** start Listed records **

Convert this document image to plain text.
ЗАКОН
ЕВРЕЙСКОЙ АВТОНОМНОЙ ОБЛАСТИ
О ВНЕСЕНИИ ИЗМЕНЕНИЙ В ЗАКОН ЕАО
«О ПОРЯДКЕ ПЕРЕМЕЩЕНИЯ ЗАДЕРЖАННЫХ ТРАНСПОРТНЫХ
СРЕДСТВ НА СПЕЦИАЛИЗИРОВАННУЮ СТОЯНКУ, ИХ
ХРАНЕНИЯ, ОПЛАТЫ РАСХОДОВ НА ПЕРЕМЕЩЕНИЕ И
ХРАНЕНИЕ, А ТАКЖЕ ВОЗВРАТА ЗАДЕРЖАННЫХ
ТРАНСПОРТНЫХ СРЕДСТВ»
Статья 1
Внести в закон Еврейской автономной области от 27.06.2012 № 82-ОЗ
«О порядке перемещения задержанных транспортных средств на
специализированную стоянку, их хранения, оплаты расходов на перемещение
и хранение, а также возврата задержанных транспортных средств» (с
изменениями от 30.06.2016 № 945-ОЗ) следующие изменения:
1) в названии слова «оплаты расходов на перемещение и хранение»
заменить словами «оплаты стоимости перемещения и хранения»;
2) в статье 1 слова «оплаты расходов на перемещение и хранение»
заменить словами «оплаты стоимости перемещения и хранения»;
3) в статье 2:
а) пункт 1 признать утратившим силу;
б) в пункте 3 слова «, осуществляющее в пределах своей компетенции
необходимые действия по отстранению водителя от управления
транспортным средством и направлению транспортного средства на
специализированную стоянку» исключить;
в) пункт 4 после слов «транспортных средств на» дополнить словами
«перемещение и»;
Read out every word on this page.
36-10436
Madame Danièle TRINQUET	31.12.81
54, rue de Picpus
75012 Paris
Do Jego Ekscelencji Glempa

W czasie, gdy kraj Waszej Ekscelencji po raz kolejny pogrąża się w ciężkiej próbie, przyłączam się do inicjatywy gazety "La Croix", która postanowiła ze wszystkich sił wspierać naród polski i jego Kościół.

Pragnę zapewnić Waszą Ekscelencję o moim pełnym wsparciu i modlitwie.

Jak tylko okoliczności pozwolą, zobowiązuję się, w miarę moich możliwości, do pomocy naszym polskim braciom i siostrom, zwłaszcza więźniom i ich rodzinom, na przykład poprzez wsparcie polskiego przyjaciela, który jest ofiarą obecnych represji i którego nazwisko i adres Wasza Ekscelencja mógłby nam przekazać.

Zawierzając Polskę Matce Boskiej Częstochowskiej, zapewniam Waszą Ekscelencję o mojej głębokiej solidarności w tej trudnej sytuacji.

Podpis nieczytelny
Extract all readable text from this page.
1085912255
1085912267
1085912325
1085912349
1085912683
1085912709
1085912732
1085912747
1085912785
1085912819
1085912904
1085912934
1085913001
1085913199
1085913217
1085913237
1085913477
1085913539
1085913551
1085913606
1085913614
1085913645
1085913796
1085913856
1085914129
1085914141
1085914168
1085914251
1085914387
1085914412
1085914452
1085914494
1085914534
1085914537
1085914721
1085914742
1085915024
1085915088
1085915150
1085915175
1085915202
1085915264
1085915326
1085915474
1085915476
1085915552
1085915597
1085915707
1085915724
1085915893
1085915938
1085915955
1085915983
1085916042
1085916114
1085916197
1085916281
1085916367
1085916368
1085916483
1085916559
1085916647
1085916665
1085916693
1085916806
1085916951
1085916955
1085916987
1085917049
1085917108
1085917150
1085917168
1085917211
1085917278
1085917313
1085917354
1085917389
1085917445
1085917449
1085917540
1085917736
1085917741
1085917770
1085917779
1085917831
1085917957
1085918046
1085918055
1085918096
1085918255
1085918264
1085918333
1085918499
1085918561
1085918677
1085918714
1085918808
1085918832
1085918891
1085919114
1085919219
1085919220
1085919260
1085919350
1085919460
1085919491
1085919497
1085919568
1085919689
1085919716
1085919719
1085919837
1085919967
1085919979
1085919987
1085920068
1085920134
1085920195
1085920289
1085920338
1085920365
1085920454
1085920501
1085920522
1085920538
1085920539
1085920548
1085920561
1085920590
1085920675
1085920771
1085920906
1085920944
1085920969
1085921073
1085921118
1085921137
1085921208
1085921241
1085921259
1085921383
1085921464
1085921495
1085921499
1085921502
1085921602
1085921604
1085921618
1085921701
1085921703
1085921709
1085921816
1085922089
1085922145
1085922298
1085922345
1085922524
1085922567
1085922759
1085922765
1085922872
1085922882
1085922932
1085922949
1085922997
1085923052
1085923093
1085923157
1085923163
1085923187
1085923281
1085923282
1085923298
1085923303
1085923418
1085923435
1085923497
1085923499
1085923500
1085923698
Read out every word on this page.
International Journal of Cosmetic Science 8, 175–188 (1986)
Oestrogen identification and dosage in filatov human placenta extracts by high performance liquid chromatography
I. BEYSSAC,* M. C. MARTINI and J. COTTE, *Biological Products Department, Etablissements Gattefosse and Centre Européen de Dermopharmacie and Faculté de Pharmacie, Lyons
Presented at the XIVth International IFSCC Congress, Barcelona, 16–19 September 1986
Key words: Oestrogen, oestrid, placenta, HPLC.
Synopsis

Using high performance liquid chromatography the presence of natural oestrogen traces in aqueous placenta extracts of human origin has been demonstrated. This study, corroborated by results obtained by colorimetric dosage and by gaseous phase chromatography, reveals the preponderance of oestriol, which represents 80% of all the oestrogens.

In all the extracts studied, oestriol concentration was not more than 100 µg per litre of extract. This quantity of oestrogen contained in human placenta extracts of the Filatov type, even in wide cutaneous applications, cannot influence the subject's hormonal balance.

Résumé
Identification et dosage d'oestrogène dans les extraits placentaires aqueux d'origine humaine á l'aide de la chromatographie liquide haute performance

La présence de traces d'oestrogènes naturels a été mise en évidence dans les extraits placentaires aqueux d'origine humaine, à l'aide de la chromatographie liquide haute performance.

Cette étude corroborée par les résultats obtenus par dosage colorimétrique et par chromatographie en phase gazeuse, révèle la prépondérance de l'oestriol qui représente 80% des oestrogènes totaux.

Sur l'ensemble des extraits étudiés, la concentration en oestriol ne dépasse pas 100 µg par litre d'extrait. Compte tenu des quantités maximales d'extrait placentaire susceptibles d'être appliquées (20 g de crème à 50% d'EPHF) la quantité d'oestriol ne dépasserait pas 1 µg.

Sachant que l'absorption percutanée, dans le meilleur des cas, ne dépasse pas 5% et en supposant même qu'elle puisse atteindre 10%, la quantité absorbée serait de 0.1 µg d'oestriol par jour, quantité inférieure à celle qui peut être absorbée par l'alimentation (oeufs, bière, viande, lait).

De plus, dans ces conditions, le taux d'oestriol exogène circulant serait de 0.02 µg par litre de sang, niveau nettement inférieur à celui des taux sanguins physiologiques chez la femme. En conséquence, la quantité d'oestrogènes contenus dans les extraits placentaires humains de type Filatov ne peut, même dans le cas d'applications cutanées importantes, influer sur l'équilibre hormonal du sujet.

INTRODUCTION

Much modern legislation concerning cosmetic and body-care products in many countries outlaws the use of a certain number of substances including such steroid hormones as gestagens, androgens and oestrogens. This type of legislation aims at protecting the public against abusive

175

** end Listed records **

_Description of the task_.
Go through the data and gather every line that holds "Ekscelencję".

_Exercise response_.
Pragnę zapewnić Waszą Ekscelencję o moim pełnym wsparciu i modlitwie.
Zawierzając Polskę Matce Boskiej Częstochowskiej, zapewniam Waszą Ekscelencję o mojej głębokiej solidarności w tej trudnej sytuacji.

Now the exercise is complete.